#### PROVIDED INFORMATION ####

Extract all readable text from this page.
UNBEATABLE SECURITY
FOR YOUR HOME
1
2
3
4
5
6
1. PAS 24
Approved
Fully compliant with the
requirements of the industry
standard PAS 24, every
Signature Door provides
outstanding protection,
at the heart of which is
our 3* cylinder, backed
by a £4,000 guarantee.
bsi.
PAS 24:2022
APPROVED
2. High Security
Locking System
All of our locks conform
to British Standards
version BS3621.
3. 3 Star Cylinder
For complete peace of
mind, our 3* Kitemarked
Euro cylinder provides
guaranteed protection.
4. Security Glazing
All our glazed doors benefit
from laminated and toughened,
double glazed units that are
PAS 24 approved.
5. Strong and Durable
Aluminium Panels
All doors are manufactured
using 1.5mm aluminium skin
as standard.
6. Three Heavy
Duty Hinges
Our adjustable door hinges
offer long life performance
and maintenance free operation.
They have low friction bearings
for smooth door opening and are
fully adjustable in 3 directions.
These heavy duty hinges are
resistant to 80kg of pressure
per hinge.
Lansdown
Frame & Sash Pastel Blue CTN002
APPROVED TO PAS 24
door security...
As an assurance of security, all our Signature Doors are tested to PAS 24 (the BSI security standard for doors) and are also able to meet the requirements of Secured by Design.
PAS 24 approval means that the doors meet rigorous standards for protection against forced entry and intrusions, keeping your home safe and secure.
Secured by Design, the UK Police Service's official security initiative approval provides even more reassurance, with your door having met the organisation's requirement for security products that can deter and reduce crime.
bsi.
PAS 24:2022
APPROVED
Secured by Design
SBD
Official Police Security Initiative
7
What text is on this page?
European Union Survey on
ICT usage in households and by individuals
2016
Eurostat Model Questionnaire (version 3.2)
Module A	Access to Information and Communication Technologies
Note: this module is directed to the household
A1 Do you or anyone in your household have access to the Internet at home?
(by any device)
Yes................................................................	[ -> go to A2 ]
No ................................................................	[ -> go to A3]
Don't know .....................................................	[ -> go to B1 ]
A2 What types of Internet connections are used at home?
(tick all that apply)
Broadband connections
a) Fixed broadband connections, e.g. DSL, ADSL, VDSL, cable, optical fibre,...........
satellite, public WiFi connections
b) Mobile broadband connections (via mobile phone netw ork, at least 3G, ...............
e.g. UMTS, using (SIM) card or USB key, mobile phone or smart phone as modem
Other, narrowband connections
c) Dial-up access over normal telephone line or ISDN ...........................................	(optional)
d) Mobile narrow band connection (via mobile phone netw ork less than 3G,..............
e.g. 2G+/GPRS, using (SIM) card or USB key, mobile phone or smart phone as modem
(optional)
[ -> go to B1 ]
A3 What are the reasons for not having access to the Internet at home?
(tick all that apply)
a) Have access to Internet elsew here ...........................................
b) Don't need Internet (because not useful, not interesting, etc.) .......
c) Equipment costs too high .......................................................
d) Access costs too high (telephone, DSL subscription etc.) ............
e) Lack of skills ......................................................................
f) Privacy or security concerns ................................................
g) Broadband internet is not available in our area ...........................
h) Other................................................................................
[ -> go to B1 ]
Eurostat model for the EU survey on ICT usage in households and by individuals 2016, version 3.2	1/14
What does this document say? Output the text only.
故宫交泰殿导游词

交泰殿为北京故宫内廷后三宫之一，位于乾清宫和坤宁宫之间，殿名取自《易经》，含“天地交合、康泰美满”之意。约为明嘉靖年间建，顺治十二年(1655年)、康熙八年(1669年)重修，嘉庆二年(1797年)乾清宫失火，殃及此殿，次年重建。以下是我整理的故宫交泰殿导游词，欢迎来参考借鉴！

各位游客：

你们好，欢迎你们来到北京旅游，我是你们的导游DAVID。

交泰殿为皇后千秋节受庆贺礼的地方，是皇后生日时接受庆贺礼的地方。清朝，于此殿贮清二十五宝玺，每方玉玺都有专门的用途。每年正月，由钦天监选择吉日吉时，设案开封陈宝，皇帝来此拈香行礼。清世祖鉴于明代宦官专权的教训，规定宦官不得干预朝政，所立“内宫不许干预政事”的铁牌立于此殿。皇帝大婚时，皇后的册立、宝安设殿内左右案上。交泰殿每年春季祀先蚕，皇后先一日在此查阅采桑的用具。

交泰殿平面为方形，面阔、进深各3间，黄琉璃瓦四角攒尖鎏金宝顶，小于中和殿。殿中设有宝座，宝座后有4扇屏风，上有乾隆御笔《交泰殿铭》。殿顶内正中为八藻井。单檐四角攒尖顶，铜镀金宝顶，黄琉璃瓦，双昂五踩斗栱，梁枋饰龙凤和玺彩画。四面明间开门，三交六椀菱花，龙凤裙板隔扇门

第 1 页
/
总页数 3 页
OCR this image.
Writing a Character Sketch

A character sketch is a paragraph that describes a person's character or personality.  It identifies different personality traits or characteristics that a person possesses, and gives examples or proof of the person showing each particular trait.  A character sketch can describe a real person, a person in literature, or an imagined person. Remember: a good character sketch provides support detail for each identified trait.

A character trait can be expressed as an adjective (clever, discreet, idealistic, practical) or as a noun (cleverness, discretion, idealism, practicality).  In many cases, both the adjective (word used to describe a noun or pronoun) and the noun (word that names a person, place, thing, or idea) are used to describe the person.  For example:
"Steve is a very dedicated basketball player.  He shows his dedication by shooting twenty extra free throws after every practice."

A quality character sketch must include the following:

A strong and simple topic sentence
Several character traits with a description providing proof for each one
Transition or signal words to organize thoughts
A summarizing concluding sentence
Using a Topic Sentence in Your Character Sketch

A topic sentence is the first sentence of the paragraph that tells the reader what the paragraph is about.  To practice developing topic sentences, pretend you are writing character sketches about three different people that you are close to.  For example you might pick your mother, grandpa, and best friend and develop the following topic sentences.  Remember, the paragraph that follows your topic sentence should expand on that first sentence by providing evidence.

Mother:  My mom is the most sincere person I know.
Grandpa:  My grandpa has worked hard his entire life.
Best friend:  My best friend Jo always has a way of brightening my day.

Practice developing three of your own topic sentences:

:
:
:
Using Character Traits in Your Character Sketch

####

# [PROBLEM TO WORK ON]
Pull out each record as written and restate it exactly.

# [RESPONSE]
Extract all readable text from this page.
UNBEATABLE SECURITY
FOR YOUR HOME
1
2
3
4
5
6
1. PAS 24
Approved
Fully compliant with the
requirements of the industry
standard PAS 24, every
Signature Door provides
outstanding protection,
at the heart of which is
our 3* cylinder, backed
by a £4,000 guarantee.
bsi.
PAS 24:2022
APPROVED
2. High Security
Locking System
All of our locks conform
to British Standards
version BS3621.
3. 3 Star Cylinder
For complete peace of
mind, our 3* Kitemarked
Euro cylinder provides
guaranteed protection.
4. Security Glazing
All our glazed doors benefit
from laminated and toughened,
double glazed units that are
PAS 24 approved.
5. Strong and Durable
Aluminium Panels
All doors are manufactured
using 1.5mm aluminium skin
as standard.
6. Three Heavy
Duty Hinges
Our adjustable door hinges
offer long life performance
and maintenance free operation.
They have low friction bearings
for smooth door opening and are
fully adjustable in 3 directions.
These heavy duty hinges are
resistant to 80kg of pressure
per hinge.
Lansdown
Frame & Sash Pastel Blue CTN002
APPROVED TO PAS 24
door security...
As an assurance of security, all our Signature Doors are tested to PAS 24 (the BSI security standard for doors) and are also able to meet the requirements of Secured by Design.
PAS 24 approval means that the doors meet rigorous standards for protection against forced entry and intrusions, keeping your home safe and secure.
Secured by Design, the UK Police Service's official security initiative approval provides even more reassurance, with your door having met the organisation's requirement for security products that can deter and reduce crime.
bsi.
PAS 24:2022
APPROVED
Secured by Design
SBD
Official Police Security Initiative
7
What text is on this page?
European Union Survey on
ICT usage in households and by individuals
2016
Eurostat Model Questionnaire (version 3.2)
Module A	Access to Information and Communication Technologies
Note: this module is directed to the household
A1 Do you or anyone in your household have access to the Internet at home?
(by any device)
Yes................................................................	[ -> go to A2 ]
No ................................................................	[ -> go to A3]
Don't know .....................................................	[ -> go to B1 ]
A2 What types of Internet connections are used at home?
(tick all that apply)
Broadband connections
a) Fixed broadband connections, e.g. DSL, ADSL, VDSL, cable, optical fibre,...........
satellite, public WiFi connections
b) Mobile broadband connections (via mobile phone netw ork, at least 3G, ...............
e.g. UMTS, using (SIM) card or USB key, mobile phone or smart phone as modem
Other, narrowband connections
c) Dial-up access over normal telephone line or ISDN ...........................................	(optional)
d) Mobile narrow band connection (via mobile phone netw ork less than 3G,..............
e.g. 2G+/GPRS, using (SIM) card or USB key, mobile phone or smart phone as modem
(optional)
[ -> go to B1 ]
A3 What are the reasons for not having access to the Internet at home?
(tick all that apply)
a) Have access to Internet elsew here ...........................................
b) Don't need Internet (because not useful, not interesting, etc.) .......
c) Equipment costs too high .......................................................
d) Access costs too high (telephone, DSL subscription etc.) ............
e) Lack of skills ......................................................................
f) Privacy or security concerns ................................................
g) Broadband internet is not available in our area ...........................
h) Other................................................................................
[ -> go to B1 ]
Eurostat model for the EU survey on ICT usage in households and by individuals 2016, version 3.2	1/14
What does this document say? Output the text only.
故宫交泰殿导游词

交泰殿为北京故宫内廷后三宫之一，位于乾清宫和坤宁宫之间，殿名取自《易经》，含“天地交合、康泰美满”之意。约为明嘉靖年间建，顺治十二年(1655年)、康熙八年(1669年)重修，嘉庆二年(1797年)乾清宫失火，殃及此殿，次年重建。以下是我整理的故宫交泰殿导游词，欢迎来参考借鉴！

各位游客：

你们好，欢迎你们来到北京旅游，我是你们的导游DAVID。

交泰殿为皇后千秋节受庆贺礼的地方，是皇后生日时接受庆贺礼的地方。清朝，于此殿贮清二十五宝玺，每方玉玺都有专门的用途。每年正月，由钦天监选择吉日吉时，设案开封陈宝，皇帝来此拈香行礼。清世祖鉴于明代宦官专权的教训，规定宦官不得干预朝政，所立“内宫不许干预政事”的铁牌立于此殿。皇帝大婚时，皇后的册立、宝安设殿内左右案上。交泰殿每年春季祀先蚕，皇后先一日在此查阅采桑的用具。

交泰殿平面为方形，面阔、进深各3间，黄琉璃瓦四角攒尖鎏金宝顶，小于中和殿。殿中设有宝座，宝座后有4扇屏风，上有乾隆御笔《交泰殿铭》。殿顶内正中为八藻井。单檐四角攒尖顶，铜镀金宝顶，黄琉璃瓦，双昂五踩斗栱，梁枋饰龙凤和玺彩画。四面明间开门，三交六椀菱花，龙凤裙板隔扇门

第 1 页
/
总页数 3 页
OCR this image.
Writing a Character Sketch

A character sketch is a paragraph that describes a person's character or personality.  It identifies different personality traits or characteristics that a person possesses, and gives examples or proof of the person showing each particular trait.  A character sketch can describe a real person, a person in literature, or an imagined person. Remember: a good character sketch provides support detail for each identified trait.

A character trait can be expressed as an adjective (clever, discreet, idealistic, practical) or as a noun (cleverness, discretion, idealism, practicality).  In many cases, both the adjective (word used to describe a noun or pronoun) and the noun (word that names a person, place, thing, or idea) are used to describe the person.  For example:
"Steve is a very dedicated basketball player.  He shows his dedication by shooting twenty extra free throws after every practice."

A quality character sketch must include the following:

A strong and simple topic sentence
Several character traits with a description providing proof for each one
Transition or signal words to organize thoughts
A summarizing concluding sentence
Using a Topic Sentence in Your Character Sketch

A topic sentence is the first sentence of the paragraph that tells the reader what the paragraph is about.  To practice developing topic sentences, pretend you are writing character sketches about three different people that you are close to.  For example you might pick your mother, grandpa, and best friend and develop the following topic sentences.  Remember, the paragraph that follows your topic sentence should expand on that first sentence by providing evidence.

Mother:  My mom is the most sincere person I know.
Grandpa:  My grandpa has worked hard his entire life.
Best friend:  My best friend Jo always has a way of brightening my day.

Practice developing three of your own topic sentences:

:
:
:
Using Character Traits in Your Character Sketch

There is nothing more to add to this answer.